**What is required:**
Give the count of lines in the data that include the string "bien", with no added remarks.

**Records supplied:**

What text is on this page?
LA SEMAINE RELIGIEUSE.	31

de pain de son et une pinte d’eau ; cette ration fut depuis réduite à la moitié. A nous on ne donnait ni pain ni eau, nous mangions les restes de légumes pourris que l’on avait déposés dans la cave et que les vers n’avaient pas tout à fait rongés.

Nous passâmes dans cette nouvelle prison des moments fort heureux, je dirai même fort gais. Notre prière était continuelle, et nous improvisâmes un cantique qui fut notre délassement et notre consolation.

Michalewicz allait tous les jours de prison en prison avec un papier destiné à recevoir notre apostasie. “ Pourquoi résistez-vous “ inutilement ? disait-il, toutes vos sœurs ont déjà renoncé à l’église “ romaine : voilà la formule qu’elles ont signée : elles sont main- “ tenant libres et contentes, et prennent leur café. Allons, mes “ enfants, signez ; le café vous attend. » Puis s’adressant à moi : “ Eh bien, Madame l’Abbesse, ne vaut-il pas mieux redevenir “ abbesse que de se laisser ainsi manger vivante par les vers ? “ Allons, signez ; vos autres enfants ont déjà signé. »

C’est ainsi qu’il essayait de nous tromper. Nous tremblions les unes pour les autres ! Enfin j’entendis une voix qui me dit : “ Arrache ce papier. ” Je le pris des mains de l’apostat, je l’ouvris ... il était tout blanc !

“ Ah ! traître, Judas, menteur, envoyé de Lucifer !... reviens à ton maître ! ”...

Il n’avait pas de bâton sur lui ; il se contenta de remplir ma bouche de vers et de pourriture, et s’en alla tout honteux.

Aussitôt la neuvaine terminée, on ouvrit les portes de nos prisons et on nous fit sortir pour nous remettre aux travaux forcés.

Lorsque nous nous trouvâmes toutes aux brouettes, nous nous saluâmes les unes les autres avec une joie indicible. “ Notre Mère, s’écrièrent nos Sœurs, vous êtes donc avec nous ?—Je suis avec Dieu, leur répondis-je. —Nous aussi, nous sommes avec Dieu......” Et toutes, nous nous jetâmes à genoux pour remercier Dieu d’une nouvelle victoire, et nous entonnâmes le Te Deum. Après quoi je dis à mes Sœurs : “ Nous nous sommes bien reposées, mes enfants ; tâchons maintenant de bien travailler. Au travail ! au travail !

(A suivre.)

**Expected answer:**
2